> Do this: Work out how many lines of the material below mention the word "nbase"; reply with the number only.

Rows from a figure dataset:
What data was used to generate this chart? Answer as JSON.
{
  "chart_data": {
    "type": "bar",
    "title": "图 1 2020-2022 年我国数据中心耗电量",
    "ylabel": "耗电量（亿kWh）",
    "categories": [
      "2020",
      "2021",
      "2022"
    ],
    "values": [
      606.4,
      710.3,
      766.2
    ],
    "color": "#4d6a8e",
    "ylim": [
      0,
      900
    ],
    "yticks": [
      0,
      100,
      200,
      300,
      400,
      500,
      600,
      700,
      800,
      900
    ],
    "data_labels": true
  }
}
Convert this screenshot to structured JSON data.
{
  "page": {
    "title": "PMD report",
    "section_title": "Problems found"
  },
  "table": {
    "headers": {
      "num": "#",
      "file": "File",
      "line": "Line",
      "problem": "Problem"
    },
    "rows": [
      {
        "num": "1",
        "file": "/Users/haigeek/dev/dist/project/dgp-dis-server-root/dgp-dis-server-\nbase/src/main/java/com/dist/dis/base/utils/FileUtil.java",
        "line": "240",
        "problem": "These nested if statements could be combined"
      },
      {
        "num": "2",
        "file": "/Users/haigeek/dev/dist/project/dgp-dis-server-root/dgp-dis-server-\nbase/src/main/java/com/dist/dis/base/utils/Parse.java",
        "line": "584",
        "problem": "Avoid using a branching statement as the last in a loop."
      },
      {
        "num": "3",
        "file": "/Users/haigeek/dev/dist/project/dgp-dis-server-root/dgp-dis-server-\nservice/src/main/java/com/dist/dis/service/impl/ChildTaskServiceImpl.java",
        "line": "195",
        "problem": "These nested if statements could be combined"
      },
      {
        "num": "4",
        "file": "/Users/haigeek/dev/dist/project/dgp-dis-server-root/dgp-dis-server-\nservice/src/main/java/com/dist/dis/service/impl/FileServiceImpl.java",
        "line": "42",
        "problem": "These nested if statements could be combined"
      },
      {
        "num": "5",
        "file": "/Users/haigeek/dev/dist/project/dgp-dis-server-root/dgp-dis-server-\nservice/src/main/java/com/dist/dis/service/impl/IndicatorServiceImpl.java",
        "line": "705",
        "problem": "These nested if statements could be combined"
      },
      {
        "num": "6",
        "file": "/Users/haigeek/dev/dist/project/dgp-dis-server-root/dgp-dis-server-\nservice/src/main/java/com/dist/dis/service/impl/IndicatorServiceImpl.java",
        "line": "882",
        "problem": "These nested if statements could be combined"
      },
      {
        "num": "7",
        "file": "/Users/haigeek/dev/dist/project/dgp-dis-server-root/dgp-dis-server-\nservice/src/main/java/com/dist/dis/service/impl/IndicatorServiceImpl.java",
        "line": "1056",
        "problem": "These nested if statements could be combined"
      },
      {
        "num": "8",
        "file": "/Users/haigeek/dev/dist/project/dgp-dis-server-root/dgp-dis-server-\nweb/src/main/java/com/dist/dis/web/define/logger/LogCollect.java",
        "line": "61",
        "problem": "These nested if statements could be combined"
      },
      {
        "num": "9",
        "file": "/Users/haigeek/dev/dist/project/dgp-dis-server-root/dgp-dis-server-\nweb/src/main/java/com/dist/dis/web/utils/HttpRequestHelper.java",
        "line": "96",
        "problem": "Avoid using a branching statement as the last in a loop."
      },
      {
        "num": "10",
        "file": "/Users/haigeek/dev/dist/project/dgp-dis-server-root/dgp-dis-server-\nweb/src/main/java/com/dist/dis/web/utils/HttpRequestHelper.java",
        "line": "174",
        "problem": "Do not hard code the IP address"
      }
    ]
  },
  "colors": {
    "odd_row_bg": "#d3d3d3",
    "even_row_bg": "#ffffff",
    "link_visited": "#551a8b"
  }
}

> Result for this task: 2